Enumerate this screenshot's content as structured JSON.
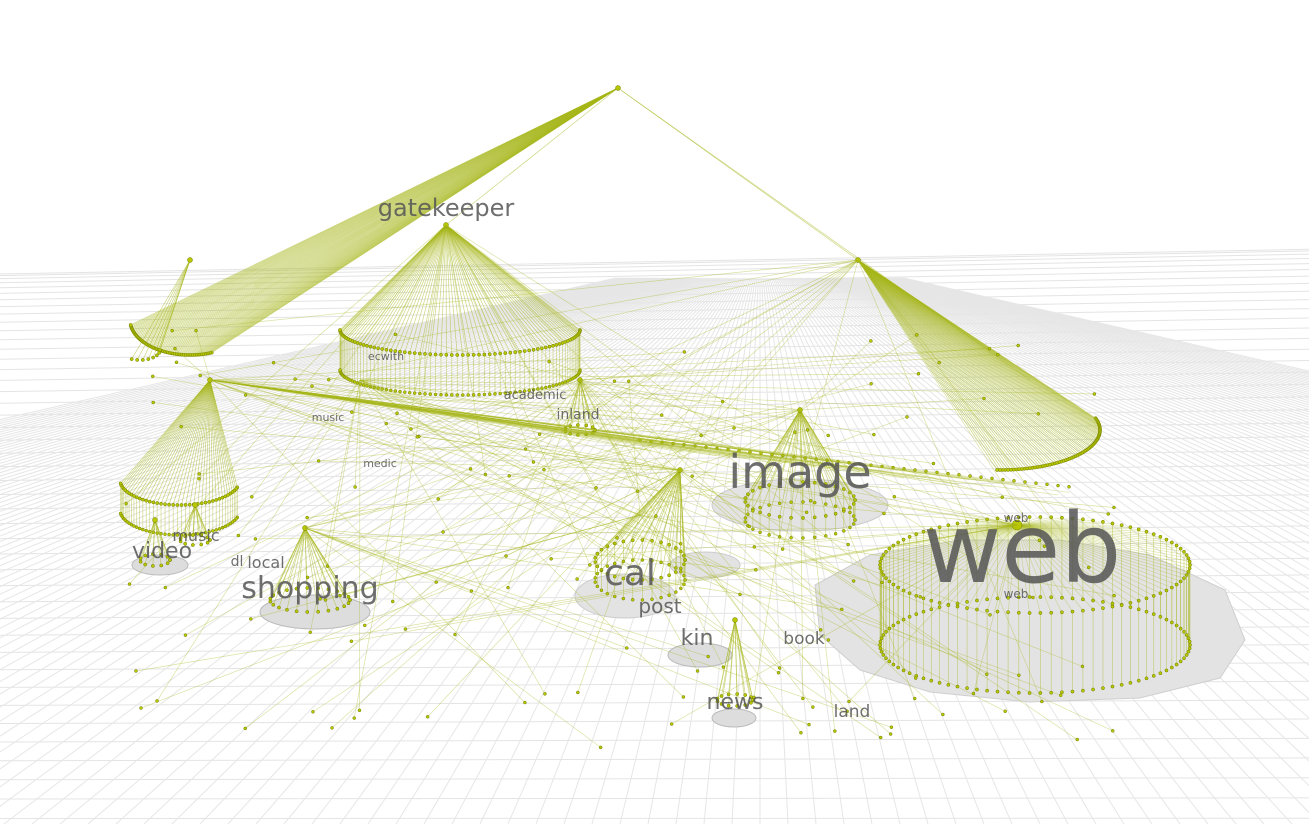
{
  "nodes": [
    {
      "label": "gatekeeper"
    },
    {
      "label": "image"
    },
    {
      "label": "web"
    },
    {
      "label": "web"
    },
    {
      "label": "web"
    },
    {
      "label": "shopping"
    },
    {
      "label": "video"
    },
    {
      "label": "music"
    },
    {
      "label": "dl"
    },
    {
      "label": "local"
    },
    {
      "label": "cal"
    },
    {
      "label": "post"
    },
    {
      "label": "kin"
    },
    {
      "label": "book"
    },
    {
      "label": "news"
    },
    {
      "label": "land"
    },
    {
      "label": "ecwith"
    },
    {
      "label": "academic"
    },
    {
      "label": "inland"
    },
    {
      "label": "music"
    },
    {
      "label": "medic"
    }
  ]
}
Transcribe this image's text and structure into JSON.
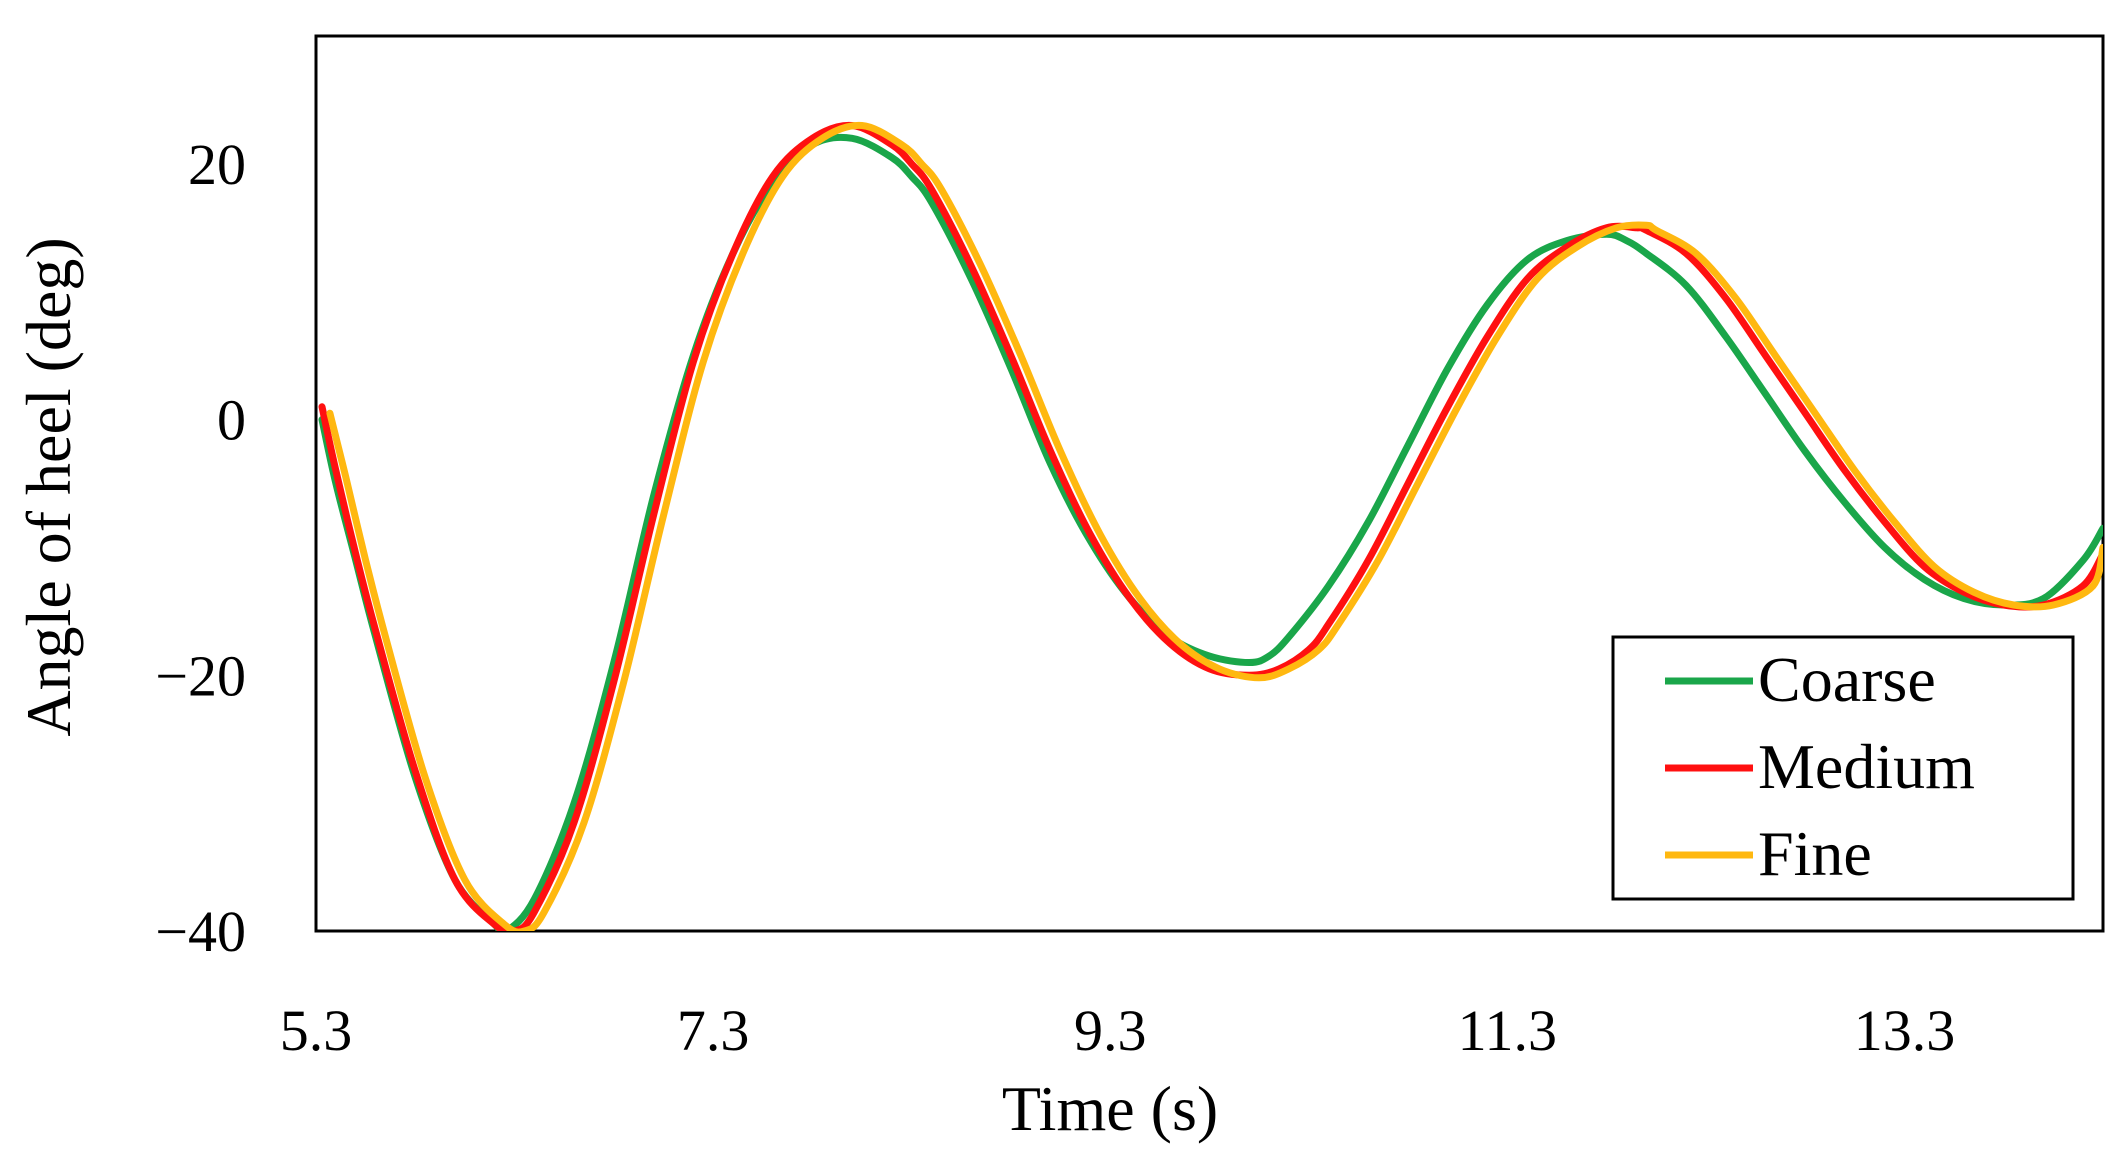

--

*WRITTEN REQUEST*
Copy the records exactly. Skip the pictures.

*ANSWER TO THE EXERCISE*
Enumerate this screenshot's content as structured JSON.
{
  "nodes": [
    {
      "label": "gatekeeper"
    },
    {
      "label": "image"
    },
    {
      "label": "web"
    },
    {
      "label": "web"
    },
    {
      "label": "web"
    },
    {
      "label": "shopping"
    },
    {
      "label": "video"
    },
    {
      "label": "music"
    },
    {
      "label": "dl"
    },
    {
      "label": "local"
    },
    {
      "label": "cal"
    },
    {
      "label": "post"
    },
    {
      "label": "kin"
    },
    {
      "label": "book"
    },
    {
      "label": "news"
    },
    {
      "label": "land"
    },
    {
      "label": "ecwith"
    },
    {
      "label": "academic"
    },
    {
      "label": "inland"
    },
    {
      "label": "music"
    },
    {
      "label": "medic"
    }
  ]
}
Transcribe this image's text and structure into JSON.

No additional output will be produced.